**TASK DATA**
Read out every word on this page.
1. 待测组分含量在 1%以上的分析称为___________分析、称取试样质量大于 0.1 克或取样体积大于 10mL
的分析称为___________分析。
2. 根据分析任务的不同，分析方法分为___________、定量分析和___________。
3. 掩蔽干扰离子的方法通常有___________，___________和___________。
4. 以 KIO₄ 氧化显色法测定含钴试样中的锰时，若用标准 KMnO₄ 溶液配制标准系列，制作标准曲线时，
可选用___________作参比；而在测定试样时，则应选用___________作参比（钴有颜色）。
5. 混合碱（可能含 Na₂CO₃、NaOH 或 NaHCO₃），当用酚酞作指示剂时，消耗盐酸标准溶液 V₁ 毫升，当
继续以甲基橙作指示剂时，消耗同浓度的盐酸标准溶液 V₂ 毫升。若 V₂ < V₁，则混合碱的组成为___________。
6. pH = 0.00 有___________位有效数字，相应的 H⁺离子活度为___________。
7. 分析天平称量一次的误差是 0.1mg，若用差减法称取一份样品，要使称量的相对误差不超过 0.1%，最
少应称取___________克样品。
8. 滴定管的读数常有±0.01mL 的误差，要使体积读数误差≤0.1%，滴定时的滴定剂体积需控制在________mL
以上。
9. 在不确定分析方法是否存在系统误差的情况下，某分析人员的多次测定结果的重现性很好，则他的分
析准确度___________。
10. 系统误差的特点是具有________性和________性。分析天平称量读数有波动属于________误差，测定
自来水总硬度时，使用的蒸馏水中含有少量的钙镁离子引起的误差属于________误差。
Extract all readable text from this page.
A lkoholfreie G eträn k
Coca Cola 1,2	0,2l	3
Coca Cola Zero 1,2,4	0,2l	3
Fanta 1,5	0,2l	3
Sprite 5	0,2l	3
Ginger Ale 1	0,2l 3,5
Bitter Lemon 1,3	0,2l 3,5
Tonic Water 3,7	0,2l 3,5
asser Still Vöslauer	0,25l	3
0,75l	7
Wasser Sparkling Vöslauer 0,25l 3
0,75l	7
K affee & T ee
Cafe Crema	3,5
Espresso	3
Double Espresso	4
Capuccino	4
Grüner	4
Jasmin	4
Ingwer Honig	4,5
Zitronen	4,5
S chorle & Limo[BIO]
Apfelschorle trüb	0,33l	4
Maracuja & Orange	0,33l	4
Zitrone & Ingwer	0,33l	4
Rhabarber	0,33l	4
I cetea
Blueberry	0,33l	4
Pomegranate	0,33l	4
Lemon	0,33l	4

**WHAT YOU NEED TO DO**
Return the material in full, exactly as shown.

**COMPLETE RESPONSE**
Read out every word on this page.
1. 待测组分含量在 1%以上的分析称为___________分析、称取试样质量大于 0.1 克或取样体积大于 10mL
的分析称为___________分析。
2. 根据分析任务的不同，分析方法分为___________、定量分析和___________。
3. 掩蔽干扰离子的方法通常有___________，___________和___________。
4. 以 KIO₄ 氧化显色法测定含钴试样中的锰时，若用标准 KMnO₄ 溶液配制标准系列，制作标准曲线时，
可选用___________作参比；而在测定试样时，则应选用___________作参比（钴有颜色）。
5. 混合碱（可能含 Na₂CO₃、NaOH 或 NaHCO₃），当用酚酞作指示剂时，消耗盐酸标准溶液 V₁ 毫升，当
继续以甲基橙作指示剂时，消耗同浓度的盐酸标准溶液 V₂ 毫升。若 V₂ < V₁，则混合碱的组成为___________。
6. pH = 0.00 有___________位有效数字，相应的 H⁺离子活度为___________。
7. 分析天平称量一次的误差是 0.1mg，若用差减法称取一份样品，要使称量的相对误差不超过 0.1%，最
少应称取___________克样品。
8. 滴定管的读数常有±0.01mL 的误差，要使体积读数误差≤0.1%，滴定时的滴定剂体积需控制在________mL
以上。
9. 在不确定分析方法是否存在系统误差的情况下，某分析人员的多次测定结果的重现性很好，则他的分
析准确度___________。
10. 系统误差的特点是具有________性和________性。分析天平称量读数有波动属于________误差，测定
自来水总硬度时，使用的蒸馏水中含有少量的钙镁离子引起的误差属于________误差。
Extract all readable text from this page.
A lkoholfreie G eträn k
Coca Cola 1,2	0,2l	3
Coca Cola Zero 1,2,4	0,2l	3
Fanta 1,5	0,2l	3
Sprite 5	0,2l	3
Ginger Ale 1	0,2l 3,5
Bitter Lemon 1,3	0,2l 3,5
Tonic Water 3,7	0,2l 3,5
asser Still Vöslauer	0,25l	3
0,75l	7
Wasser Sparkling Vöslauer 0,25l 3
0,75l	7
K affee & T ee
Cafe Crema	3,5
Espresso	3
Double Espresso	4
Capuccino	4
Grüner	4
Jasmin	4
Ingwer Honig	4,5
Zitronen	4,5
S chorle & Limo[BIO]
Apfelschorle trüb	0,33l	4
Maracuja & Orange	0,33l	4
Zitrone & Ingwer	0,33l	4
Rhabarber	0,33l	4
I cetea
Blueberry	0,33l	4
Pomegranate	0,33l	4
Lemon	0,33l	4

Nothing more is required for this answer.